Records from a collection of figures
++++

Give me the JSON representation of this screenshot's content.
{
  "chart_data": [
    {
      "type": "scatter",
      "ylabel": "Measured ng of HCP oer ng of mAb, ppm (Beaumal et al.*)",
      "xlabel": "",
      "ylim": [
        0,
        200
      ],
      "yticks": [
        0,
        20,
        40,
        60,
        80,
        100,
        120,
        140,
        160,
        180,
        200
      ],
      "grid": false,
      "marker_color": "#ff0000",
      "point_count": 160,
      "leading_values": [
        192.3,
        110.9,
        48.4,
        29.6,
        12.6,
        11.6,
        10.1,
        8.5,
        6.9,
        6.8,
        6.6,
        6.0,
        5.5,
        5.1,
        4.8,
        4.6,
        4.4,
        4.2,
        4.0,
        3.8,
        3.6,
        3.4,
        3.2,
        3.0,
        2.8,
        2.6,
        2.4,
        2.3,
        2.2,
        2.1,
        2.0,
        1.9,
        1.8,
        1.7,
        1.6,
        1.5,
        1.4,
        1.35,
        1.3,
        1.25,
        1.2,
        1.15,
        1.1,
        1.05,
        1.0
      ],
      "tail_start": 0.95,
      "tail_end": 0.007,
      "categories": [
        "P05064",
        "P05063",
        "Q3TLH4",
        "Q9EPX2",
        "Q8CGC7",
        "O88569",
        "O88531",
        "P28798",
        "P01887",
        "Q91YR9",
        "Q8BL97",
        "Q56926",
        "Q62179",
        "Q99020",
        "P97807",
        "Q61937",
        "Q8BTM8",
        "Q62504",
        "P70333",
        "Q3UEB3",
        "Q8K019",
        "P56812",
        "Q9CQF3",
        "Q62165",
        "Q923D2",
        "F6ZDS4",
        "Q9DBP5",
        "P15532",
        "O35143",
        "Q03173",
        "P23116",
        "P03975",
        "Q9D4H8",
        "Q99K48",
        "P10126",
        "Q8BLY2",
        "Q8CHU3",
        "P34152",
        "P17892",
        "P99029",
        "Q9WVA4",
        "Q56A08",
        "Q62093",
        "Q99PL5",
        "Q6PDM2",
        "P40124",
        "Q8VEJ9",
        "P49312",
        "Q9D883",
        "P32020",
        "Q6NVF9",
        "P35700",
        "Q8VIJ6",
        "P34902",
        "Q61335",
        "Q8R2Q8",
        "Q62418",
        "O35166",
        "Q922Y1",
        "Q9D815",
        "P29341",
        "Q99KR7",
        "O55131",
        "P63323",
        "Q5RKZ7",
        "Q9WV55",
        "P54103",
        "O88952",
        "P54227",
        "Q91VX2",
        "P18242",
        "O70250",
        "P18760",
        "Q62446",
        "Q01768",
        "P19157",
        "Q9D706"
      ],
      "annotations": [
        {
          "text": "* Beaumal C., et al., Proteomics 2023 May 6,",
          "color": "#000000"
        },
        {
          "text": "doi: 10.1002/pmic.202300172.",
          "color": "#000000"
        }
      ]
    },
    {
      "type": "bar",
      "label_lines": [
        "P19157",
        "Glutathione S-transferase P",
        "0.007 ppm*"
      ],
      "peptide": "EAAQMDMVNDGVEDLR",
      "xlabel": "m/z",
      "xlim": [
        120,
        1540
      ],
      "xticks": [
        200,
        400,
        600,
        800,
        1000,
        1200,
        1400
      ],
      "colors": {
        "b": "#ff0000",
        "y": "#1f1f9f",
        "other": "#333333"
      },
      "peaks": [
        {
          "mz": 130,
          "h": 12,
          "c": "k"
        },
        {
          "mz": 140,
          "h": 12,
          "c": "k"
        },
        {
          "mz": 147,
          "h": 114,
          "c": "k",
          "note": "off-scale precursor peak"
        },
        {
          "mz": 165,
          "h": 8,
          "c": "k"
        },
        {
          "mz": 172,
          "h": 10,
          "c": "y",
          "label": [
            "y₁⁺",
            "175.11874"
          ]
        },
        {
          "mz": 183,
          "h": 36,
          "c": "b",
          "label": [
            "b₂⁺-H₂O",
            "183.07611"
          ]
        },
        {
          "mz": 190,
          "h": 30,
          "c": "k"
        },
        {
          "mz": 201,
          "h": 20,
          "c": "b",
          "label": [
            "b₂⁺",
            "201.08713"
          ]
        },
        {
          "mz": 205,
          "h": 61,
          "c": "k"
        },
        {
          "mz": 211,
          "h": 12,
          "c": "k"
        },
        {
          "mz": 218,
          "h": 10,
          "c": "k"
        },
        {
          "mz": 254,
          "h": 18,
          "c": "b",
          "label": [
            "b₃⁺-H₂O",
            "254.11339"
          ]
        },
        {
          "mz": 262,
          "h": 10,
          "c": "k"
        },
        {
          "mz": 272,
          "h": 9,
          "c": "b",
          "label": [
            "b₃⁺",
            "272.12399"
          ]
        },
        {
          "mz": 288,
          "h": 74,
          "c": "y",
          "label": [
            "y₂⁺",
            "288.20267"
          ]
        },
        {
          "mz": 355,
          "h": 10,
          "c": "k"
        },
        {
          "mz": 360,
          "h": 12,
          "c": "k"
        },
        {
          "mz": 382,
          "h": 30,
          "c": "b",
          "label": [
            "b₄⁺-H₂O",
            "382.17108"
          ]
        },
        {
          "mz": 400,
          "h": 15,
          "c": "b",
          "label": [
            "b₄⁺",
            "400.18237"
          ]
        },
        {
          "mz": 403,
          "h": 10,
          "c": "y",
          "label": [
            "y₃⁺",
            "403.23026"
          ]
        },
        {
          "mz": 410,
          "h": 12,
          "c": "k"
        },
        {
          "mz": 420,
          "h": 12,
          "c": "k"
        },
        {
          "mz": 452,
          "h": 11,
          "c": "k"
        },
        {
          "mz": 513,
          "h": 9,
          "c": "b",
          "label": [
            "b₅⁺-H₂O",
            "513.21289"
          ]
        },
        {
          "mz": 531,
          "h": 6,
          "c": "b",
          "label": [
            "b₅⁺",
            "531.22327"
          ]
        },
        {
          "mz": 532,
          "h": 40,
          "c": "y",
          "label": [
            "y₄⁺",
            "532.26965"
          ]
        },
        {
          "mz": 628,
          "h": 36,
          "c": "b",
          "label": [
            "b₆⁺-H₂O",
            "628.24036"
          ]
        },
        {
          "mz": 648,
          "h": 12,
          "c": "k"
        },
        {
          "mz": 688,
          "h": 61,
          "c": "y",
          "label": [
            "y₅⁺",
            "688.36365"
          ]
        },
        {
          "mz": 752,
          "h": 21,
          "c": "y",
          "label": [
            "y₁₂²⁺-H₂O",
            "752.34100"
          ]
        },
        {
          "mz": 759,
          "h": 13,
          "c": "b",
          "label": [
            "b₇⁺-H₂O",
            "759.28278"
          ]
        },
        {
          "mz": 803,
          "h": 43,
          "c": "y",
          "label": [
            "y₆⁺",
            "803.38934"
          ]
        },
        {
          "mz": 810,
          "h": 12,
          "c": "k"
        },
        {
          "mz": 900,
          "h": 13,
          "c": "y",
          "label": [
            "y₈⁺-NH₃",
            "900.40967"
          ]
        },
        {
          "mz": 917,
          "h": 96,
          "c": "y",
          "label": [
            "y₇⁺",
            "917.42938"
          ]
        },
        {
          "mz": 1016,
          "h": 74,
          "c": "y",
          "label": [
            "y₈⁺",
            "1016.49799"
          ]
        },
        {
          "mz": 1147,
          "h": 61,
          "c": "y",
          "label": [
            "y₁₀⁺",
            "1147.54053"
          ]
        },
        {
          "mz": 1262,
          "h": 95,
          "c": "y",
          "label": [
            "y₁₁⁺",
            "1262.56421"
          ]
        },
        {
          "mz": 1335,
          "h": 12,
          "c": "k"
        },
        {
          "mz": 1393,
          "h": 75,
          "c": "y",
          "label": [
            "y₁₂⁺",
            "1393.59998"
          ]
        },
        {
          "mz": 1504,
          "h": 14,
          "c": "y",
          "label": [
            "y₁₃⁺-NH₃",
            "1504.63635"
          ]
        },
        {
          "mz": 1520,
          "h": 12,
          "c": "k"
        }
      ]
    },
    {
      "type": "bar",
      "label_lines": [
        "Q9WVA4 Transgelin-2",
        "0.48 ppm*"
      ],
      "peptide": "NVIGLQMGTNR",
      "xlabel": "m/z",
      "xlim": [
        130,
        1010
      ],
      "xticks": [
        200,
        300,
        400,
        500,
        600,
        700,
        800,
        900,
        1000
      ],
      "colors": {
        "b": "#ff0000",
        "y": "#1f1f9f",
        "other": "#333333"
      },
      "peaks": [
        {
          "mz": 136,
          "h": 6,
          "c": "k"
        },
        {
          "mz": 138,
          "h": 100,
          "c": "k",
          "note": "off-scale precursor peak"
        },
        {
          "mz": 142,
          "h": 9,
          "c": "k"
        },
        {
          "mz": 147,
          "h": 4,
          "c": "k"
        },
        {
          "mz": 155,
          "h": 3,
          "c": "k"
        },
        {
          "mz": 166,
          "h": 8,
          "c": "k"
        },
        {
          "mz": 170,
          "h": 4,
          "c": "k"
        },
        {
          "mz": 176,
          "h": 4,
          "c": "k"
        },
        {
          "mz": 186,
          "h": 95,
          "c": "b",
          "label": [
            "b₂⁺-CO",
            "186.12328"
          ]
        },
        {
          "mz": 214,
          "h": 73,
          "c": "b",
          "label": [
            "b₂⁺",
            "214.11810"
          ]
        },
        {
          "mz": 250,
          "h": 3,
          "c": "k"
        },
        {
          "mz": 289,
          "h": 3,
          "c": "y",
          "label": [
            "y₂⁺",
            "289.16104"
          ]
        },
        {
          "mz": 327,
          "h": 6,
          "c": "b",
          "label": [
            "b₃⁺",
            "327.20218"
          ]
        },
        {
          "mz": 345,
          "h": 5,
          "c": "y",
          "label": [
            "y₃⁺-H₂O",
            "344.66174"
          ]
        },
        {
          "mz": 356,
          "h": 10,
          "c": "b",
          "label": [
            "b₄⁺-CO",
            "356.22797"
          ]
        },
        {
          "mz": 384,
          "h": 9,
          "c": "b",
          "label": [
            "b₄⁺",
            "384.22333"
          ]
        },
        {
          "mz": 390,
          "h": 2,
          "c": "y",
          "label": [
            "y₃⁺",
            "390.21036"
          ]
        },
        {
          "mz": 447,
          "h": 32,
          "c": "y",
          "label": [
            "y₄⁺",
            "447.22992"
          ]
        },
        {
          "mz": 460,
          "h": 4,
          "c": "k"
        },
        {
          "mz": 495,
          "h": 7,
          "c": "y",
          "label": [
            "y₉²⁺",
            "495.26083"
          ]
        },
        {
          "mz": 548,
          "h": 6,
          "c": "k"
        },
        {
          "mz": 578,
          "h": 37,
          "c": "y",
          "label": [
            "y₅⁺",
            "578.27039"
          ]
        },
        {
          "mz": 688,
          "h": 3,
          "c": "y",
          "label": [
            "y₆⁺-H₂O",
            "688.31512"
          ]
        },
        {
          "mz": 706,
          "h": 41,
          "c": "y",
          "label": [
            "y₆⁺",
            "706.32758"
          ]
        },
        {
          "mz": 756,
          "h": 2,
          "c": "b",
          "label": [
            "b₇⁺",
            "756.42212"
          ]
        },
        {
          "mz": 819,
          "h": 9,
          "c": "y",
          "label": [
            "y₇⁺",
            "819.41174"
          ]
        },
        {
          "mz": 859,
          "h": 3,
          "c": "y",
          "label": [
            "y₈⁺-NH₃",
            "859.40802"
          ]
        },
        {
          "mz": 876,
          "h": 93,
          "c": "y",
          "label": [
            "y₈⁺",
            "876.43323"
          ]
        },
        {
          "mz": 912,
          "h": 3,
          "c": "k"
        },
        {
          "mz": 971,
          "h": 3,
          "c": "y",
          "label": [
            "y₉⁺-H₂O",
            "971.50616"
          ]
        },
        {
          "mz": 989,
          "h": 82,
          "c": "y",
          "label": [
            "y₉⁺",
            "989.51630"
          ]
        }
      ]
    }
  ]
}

++++

• **WORK TO BE COMPLETED**
Copy out each line of the data that includes the string "text".

• **RESPONSE BOX**
          "text": "* Beaumal C., et al., Proteomics 2023 May 6,",
          "text": "doi: 10.1002/pmic.202300172.",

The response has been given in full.